**EXERCISE BRIEF**
Restate the full listing word for word and leave the pictures out.

**INPUT MATERIAL**
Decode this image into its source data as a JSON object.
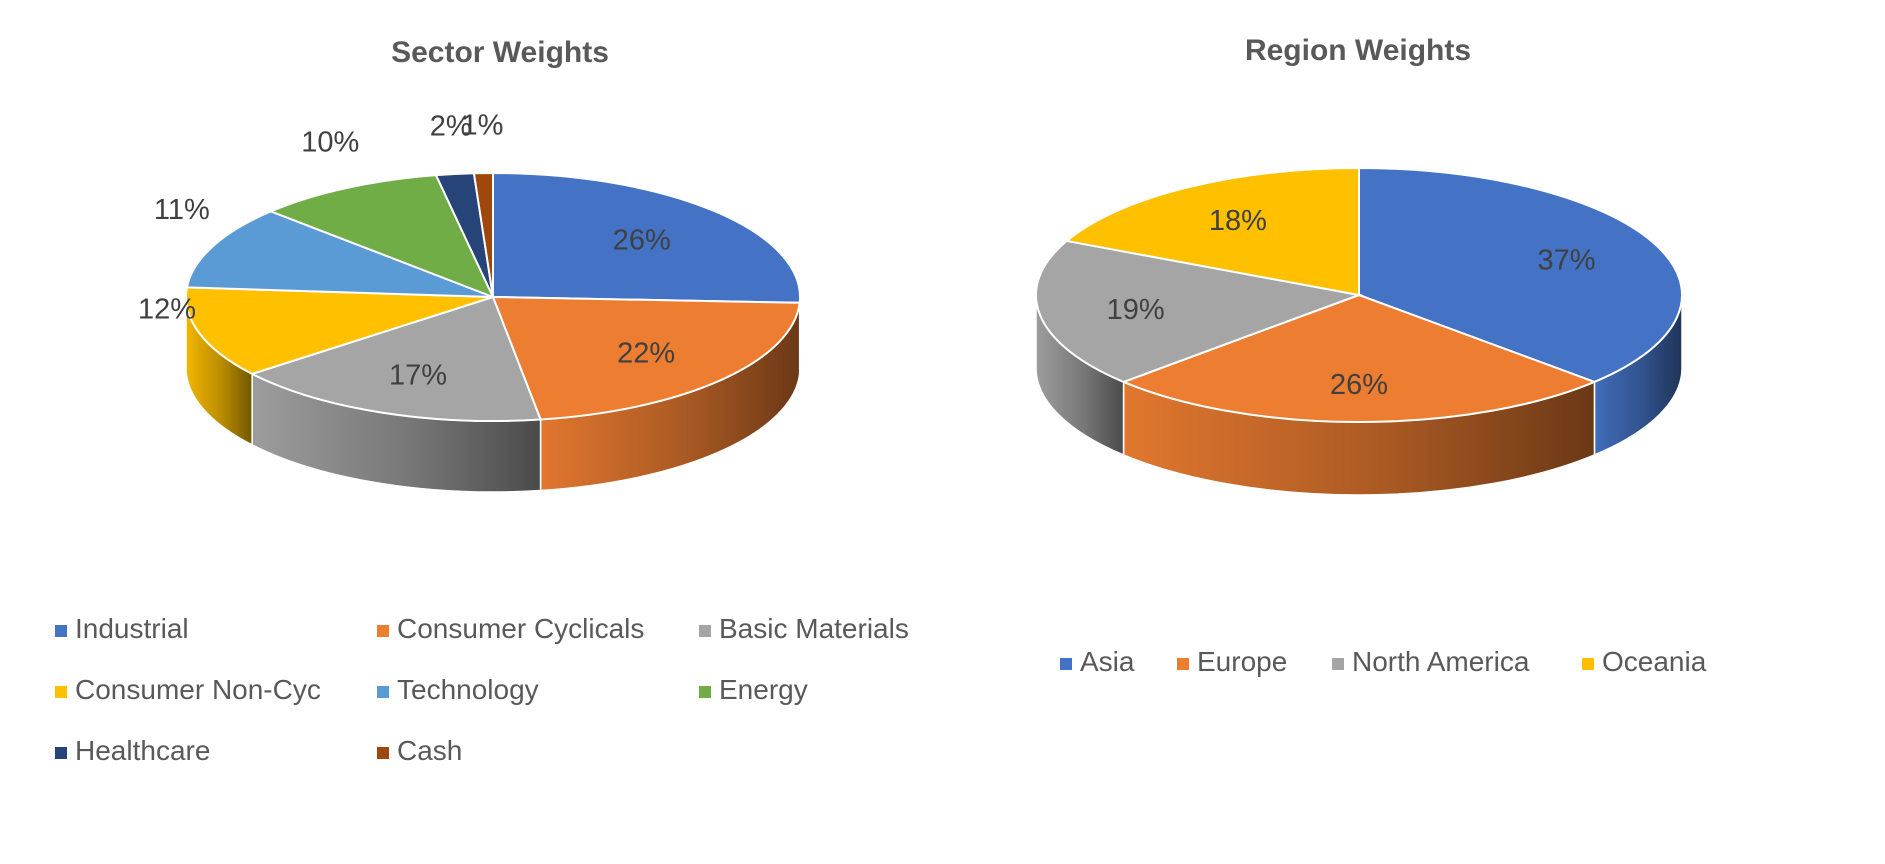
{
  "chart_data": [
    {
      "type": "pie",
      "title": "Sector Weights",
      "categories": [
        "Industrial",
        "Consumer Cyclicals",
        "Basic Materials",
        "Consumer Non-Cyc",
        "Technology",
        "Energy",
        "Healthcare",
        "Cash"
      ],
      "values": [
        26,
        22,
        17,
        12,
        11,
        10,
        2,
        1
      ],
      "labels": [
        "26%",
        "22%",
        "17%",
        "12%",
        "11%",
        "10%",
        "2%",
        "1%"
      ],
      "colors": [
        "#4472C4",
        "#ED7D31",
        "#A5A5A5",
        "#FFC000",
        "#5B9BD5",
        "#70AD47",
        "#264478",
        "#9E480E"
      ],
      "legend": "bottom",
      "style": "3d"
    },
    {
      "type": "pie",
      "title": "Region Weights",
      "categories": [
        "Asia",
        "Europe",
        "North America",
        "Oceania"
      ],
      "values": [
        37,
        26,
        19,
        18
      ],
      "labels": [
        "37%",
        "26%",
        "19%",
        "18%"
      ],
      "colors": [
        "#4472C4",
        "#ED7D31",
        "#A5A5A5",
        "#FFC000"
      ],
      "legend": "bottom",
      "style": "3d"
    }
  ]
}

**WRITTEN RESPONSE**
Decode this image into its source data as a JSON object.
{
  "chart_data": [
    {
      "type": "pie",
      "title": "Sector Weights",
      "categories": [
        "Industrial",
        "Consumer Cyclicals",
        "Basic Materials",
        "Consumer Non-Cyc",
        "Technology",
        "Energy",
        "Healthcare",
        "Cash"
      ],
      "values": [
        26,
        22,
        17,
        12,
        11,
        10,
        2,
        1
      ],
      "labels": [
        "26%",
        "22%",
        "17%",
        "12%",
        "11%",
        "10%",
        "2%",
        "1%"
      ],
      "colors": [
        "#4472C4",
        "#ED7D31",
        "#A5A5A5",
        "#FFC000",
        "#5B9BD5",
        "#70AD47",
        "#264478",
        "#9E480E"
      ],
      "legend": "bottom",
      "style": "3d"
    },
    {
      "type": "pie",
      "title": "Region Weights",
      "categories": [
        "Asia",
        "Europe",
        "North America",
        "Oceania"
      ],
      "values": [
        37,
        26,
        19,
        18
      ],
      "labels": [
        "37%",
        "26%",
        "19%",
        "18%"
      ],
      "colors": [
        "#4472C4",
        "#ED7D31",
        "#A5A5A5",
        "#FFC000"
      ],
      "legend": "bottom",
      "style": "3d"
    }
  ]
}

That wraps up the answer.